**AIM OF THE TASK:** Without including any images, reproduce each entry exactly.

**RAW DATA:**
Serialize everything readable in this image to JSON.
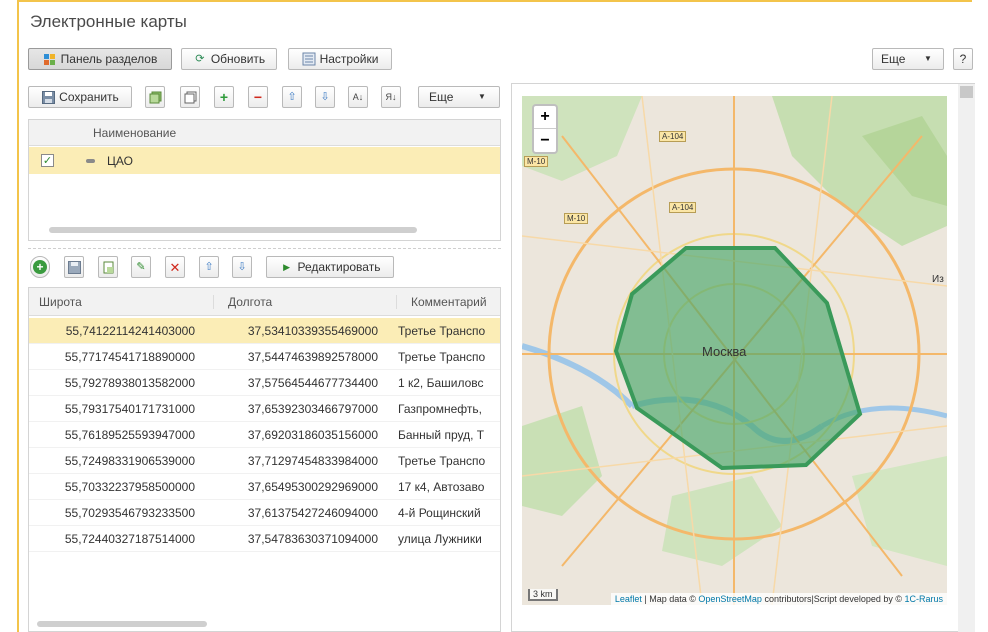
{
  "title": "Электронные карты",
  "top_toolbar": {
    "sections_panel": "Панель разделов",
    "refresh": "Обновить",
    "settings": "Настройки",
    "more": "Еще",
    "help": "?"
  },
  "list_toolbar": {
    "save": "Сохранить",
    "more": "Еще"
  },
  "areas_grid": {
    "column": "Наименование",
    "rows": [
      {
        "name": "ЦАО",
        "checked": true
      }
    ]
  },
  "points_toolbar": {
    "edit": "Редактировать"
  },
  "points_grid": {
    "columns": {
      "lat": "Широта",
      "lon": "Долгота",
      "comment": "Комментарий"
    },
    "rows": [
      {
        "lat": "55,74122114241403000",
        "lon": "37,53410339355469000",
        "comment": "Третье Транспо"
      },
      {
        "lat": "55,77174541718890000",
        "lon": "37,54474639892578000",
        "comment": "Третье Транспо"
      },
      {
        "lat": "55,79278938013582000",
        "lon": "37,57564544677734400",
        "comment": "1 к2, Башиловс"
      },
      {
        "lat": "55,79317540171731000",
        "lon": "37,65392303466797000",
        "comment": "Газпромнефть,"
      },
      {
        "lat": "55,76189525593947000",
        "lon": "37,69203186035156000",
        "comment": "Банный пруд, Т"
      },
      {
        "lat": "55,72498331906539000",
        "lon": "37,71297454833984000",
        "comment": "Третье Транспо"
      },
      {
        "lat": "55,70332237958500000",
        "lon": "37,65495300292969000",
        "comment": "17 к4, Автозаво"
      },
      {
        "lat": "55,70293546793233500",
        "lon": "37,61375427246094000",
        "comment": "4-й Рощинский"
      },
      {
        "lat": "55,72440327187514000",
        "lon": "37,54783630371094000",
        "comment": "улица Лужники"
      }
    ]
  },
  "map": {
    "zoom_in": "+",
    "zoom_out": "−",
    "city_label": "Москва",
    "road_shields": [
      "А-104",
      "М-10",
      "А-104",
      "М-10"
    ],
    "edge_label": "Из",
    "scale": "3 km",
    "attribution": {
      "leaflet": "Leaflet",
      "pre": " | Map data © ",
      "osm": "OpenStreetMap",
      "mid": " contributors|Script developed by © ",
      "rarus": "1C-Rarus"
    },
    "polygon_color": "#49a86a"
  },
  "colors": {
    "accent": "#f3c44b",
    "selected_row": "#fbedb6"
  }
}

**RESPONSE BELOW:**
Serialize everything readable in this image to JSON.
{
  "title": "Электронные карты",
  "top_toolbar": {
    "sections_panel": "Панель разделов",
    "refresh": "Обновить",
    "settings": "Настройки",
    "more": "Еще",
    "help": "?"
  },
  "list_toolbar": {
    "save": "Сохранить",
    "more": "Еще"
  },
  "areas_grid": {
    "column": "Наименование",
    "rows": [
      {
        "name": "ЦАО",
        "checked": true
      }
    ]
  },
  "points_toolbar": {
    "edit": "Редактировать"
  },
  "points_grid": {
    "columns": {
      "lat": "Широта",
      "lon": "Долгота",
      "comment": "Комментарий"
    },
    "rows": [
      {
        "lat": "55,74122114241403000",
        "lon": "37,53410339355469000",
        "comment": "Третье Транспо"
      },
      {
        "lat": "55,77174541718890000",
        "lon": "37,54474639892578000",
        "comment": "Третье Транспо"
      },
      {
        "lat": "55,79278938013582000",
        "lon": "37,57564544677734400",
        "comment": "1 к2, Башиловс"
      },
      {
        "lat": "55,79317540171731000",
        "lon": "37,65392303466797000",
        "comment": "Газпромнефть,"
      },
      {
        "lat": "55,76189525593947000",
        "lon": "37,69203186035156000",
        "comment": "Банный пруд, Т"
      },
      {
        "lat": "55,72498331906539000",
        "lon": "37,71297454833984000",
        "comment": "Третье Транспо"
      },
      {
        "lat": "55,70332237958500000",
        "lon": "37,65495300292969000",
        "comment": "17 к4, Автозаво"
      },
      {
        "lat": "55,70293546793233500",
        "lon": "37,61375427246094000",
        "comment": "4-й Рощинский"
      },
      {
        "lat": "55,72440327187514000",
        "lon": "37,54783630371094000",
        "comment": "улица Лужники"
      }
    ]
  },
  "map": {
    "zoom_in": "+",
    "zoom_out": "−",
    "city_label": "Москва",
    "road_shields": [
      "А-104",
      "М-10",
      "А-104",
      "М-10"
    ],
    "edge_label": "Из",
    "scale": "3 km",
    "attribution": {
      "leaflet": "Leaflet",
      "pre": " | Map data © ",
      "osm": "OpenStreetMap",
      "mid": " contributors|Script developed by © ",
      "rarus": "1C-Rarus"
    },
    "polygon_color": "#49a86a"
  },
  "colors": {
    "accent": "#f3c44b",
    "selected_row": "#fbedb6"
  }
}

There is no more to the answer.